EXERCISE BRIEF: Pick up the piece about journalist Jessica Luther after its final sentence and continue writing it.

Jessica Luther grew up as a lifelong fan of the Florida State Seminoles. As a college student, she proudly wore her garnet and gold colors while blending into the sea of thousands at Doak Campbell Stadium in Tallahassee, rooting passionately for football victory.
Later, as a writer and investigative journalist whose work has appeared in Sports Illustrated,Vice Sports and Bleacher Report, among others, her name began percolating in national circles when she broke open the story about a Baylor University football player on trial for sexual assault in the summer of 2015.
It was a case that very few knew about, seemingly buried intentionally by a number of colluding entities. Her piece for Texas Monthly shined a light on something despicable that had not seen the light of day in terms of substantial media coverage for nearly two years.
She’d been aware of and interested in cases where college athletes were accused of sexual violence for some time, and was often perplexed at the lack of information available when she inquired further. Her interest intensified in November of 2013 when Jameis Winston, the star quarterback for her beloved FSU Seminoles, was under investigation for a rape that had taken place a year earlier.

Records of where elements are placed
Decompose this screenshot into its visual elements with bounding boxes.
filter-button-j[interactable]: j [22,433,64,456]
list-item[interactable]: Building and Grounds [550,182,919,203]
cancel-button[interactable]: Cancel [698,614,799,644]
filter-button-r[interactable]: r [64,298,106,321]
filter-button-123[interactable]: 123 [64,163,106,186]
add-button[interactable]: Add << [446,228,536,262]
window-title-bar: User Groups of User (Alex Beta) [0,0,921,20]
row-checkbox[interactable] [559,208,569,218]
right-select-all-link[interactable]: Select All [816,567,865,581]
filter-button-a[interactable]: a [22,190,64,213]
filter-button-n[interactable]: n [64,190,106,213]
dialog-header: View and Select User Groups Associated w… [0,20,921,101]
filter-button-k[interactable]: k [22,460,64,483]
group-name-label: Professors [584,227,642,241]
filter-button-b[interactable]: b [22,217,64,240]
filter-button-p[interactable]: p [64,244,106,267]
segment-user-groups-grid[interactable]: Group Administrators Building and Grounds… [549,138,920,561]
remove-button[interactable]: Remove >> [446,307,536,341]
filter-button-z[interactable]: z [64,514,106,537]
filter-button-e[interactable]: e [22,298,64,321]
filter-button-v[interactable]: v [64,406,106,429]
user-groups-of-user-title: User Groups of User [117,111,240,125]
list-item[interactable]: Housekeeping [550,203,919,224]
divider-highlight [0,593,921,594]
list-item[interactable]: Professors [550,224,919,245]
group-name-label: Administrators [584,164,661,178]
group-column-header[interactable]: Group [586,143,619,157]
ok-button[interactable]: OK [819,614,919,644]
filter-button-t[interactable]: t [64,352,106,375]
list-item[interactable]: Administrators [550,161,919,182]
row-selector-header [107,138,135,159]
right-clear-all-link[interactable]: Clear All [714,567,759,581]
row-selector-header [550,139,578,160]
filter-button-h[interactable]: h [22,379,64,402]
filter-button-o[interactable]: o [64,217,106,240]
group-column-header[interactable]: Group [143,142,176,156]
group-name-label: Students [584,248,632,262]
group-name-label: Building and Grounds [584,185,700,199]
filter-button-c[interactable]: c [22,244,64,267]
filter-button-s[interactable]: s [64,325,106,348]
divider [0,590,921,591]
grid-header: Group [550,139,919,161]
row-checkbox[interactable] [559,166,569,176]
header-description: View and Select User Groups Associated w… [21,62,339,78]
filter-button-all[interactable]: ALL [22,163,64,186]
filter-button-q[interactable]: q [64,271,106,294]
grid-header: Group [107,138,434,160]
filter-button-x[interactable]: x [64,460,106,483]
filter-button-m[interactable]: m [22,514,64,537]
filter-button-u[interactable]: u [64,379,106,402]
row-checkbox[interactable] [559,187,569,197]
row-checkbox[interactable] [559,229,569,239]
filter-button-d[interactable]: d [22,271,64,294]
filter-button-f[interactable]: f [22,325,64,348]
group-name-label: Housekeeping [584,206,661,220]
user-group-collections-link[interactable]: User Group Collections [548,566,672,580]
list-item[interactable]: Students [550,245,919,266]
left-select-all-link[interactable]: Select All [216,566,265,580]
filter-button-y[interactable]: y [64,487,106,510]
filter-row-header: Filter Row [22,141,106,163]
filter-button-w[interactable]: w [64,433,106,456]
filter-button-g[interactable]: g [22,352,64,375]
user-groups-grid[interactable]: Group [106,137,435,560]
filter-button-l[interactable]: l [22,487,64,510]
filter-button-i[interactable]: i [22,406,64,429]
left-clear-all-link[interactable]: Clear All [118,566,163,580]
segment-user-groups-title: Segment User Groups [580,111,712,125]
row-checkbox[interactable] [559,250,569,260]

RESPONSE TO THIS EXERCISE:
(Photo Credit: USA Today)
What she observed sickened her. Most of the talk around the star player was about how he had a chance to be the best Florida State quarterback ever, how the investigation would effect the team, how the victim had to be out for a percentage of his future NFL paychecks.
Luther saw little compassion in the media storm, with no attempts at an earnest, significant discussion about such a serious and difficult situation that seemed to have so many unexamined tentacles.
She felt that she needed to add her own voice and look deeper. The result was a proverbial opening of Pandora’s Box.
She quickly came to realize that this was not some momentary professional detour, for her individually and for us as an overall sports-crazed society. She would continue to write about the topic of college football and sexual assault ever since.
Her recent book, Unsportsmanlike Conduct: College Football and the Politics of Rape, is a culmination of her work over the past few years. Her main goal is to bring about much more than a conversation. She’s hopeful for some substantive change.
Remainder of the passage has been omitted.